[Figure record extracts]
□ □ □ □ □
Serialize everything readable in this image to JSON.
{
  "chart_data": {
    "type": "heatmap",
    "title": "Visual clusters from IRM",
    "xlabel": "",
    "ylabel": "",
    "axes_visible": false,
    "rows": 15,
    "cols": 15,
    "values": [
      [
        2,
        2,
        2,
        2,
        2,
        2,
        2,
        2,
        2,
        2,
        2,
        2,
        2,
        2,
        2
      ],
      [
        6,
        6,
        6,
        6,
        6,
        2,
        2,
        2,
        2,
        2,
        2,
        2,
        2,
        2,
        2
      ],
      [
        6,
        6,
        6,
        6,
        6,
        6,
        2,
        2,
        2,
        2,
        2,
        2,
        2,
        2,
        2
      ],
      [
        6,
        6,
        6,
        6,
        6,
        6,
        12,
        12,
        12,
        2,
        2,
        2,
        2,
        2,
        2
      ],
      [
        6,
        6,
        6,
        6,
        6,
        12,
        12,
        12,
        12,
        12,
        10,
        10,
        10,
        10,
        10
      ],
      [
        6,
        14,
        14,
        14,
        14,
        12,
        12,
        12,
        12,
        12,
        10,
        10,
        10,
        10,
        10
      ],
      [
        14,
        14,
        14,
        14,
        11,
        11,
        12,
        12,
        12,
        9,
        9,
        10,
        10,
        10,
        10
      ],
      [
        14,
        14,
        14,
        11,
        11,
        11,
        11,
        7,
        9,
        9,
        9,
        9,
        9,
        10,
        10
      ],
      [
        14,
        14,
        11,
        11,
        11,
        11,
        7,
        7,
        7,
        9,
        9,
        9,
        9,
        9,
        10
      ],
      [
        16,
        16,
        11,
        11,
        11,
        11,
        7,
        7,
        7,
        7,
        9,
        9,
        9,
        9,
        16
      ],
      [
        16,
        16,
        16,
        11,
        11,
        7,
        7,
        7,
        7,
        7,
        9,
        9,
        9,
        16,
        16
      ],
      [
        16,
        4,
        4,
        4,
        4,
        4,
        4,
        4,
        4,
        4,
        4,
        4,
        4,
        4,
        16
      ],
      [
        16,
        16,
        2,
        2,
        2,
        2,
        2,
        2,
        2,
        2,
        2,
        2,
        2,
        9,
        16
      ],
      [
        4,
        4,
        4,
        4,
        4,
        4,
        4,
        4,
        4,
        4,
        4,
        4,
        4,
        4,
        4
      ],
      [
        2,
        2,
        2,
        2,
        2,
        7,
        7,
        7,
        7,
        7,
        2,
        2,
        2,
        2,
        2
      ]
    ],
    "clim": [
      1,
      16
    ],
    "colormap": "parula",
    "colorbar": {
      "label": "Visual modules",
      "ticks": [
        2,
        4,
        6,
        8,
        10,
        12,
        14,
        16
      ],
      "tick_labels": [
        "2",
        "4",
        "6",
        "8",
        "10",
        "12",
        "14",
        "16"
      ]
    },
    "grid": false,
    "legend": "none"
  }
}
□ □ □ □ □
Required task: Quote each line of the data above exactly as written.

Response:
Serialize everything readable in this image to JSON.
{
  "chart_data": {
    "type": "heatmap",
    "title": "Visual clusters from IRM",
    "xlabel": "",
    "ylabel": "",
    "axes_visible": false,
    "rows": 15,
    "cols": 15,
    "values": [
      [
        2,
        2,
        2,
        2,
        2,
        2,
        2,
        2,
        2,
        2,
        2,
        2,
        2,
        2,
        2
      ],
      [
        6,
        6,
        6,
        6,
        6,
        2,
        2,
        2,
        2,
        2,
        2,
        2,
        2,
        2,
        2
      ],
      [
        6,
        6,
        6,
        6,
        6,
        6,
        2,
        2,
        2,
        2,
        2,
        2,
        2,
        2,
        2
      ],
      [
        6,
        6,
        6,
        6,
        6,
        6,
        12,
        12,
        12,
        2,
        2,
        2,
        2,
        2,
        2
      ],
      [
        6,
        6,
        6,
        6,
        6,
        12,
        12,
        12,
        12,
        12,
        10,
        10,
        10,
        10,
        10
      ],
      [
        6,
        14,
        14,
        14,
        14,
        12,
        12,
        12,
        12,
        12,
        10,
        10,
        10,
        10,
        10
      ],
      [
        14,
        14,
        14,
        14,
        11,
        11,
        12,
        12,
        12,
        9,
        9,
        10,
        10,
        10,
        10
      ],
      [
        14,
        14,
        14,
        11,
        11,
        11,
        11,
        7,
        9,
        9,
        9,
        9,
        9,
        10,
        10
      ],
      [
        14,
        14,
        11,
        11,
        11,
        11,
        7,
        7,
        7,
        9,
        9,
        9,
        9,
        9,
        10
      ],
      [
        16,
        16,
        11,
        11,
        11,
        11,
        7,
        7,
        7,
        7,
        9,
        9,
        9,
        9,
        16
      ],
      [
        16,
        16,
        16,
        11,
        11,
        7,
        7,
        7,
        7,
        7,
        9,
        9,
        9,
        16,
        16
      ],
      [
        16,
        4,
        4,
        4,
        4,
        4,
        4,
        4,
        4,
        4,
        4,
        4,
        4,
        4,
        16
      ],
      [
        16,
        16,
        2,
        2,
        2,
        2,
        2,
        2,
        2,
        2,
        2,
        2,
        2,
        9,
        16
      ],
      [
        4,
        4,
        4,
        4,
        4,
        4,
        4,
        4,
        4,
        4,
        4,
        4,
        4,
        4,
        4
      ],
      [
        2,
        2,
        2,
        2,
        2,
        7,
        7,
        7,
        7,
        7,
        2,
        2,
        2,
        2,
        2
      ]
    ],
    "clim": [
      1,
      16
    ],
    "colormap": "parula",
    "colorbar": {
      "label": "Visual modules",
      "ticks": [
        2,
        4,
        6,
        8,
        10,
        12,
        14,
        16
      ],
      "tick_labels": [
        "2",
        "4",
        "6",
        "8",
        "10",
        "12",
        "14",
        "16"
      ]
    },
    "grid": false,
    "legend": "none"
  }
}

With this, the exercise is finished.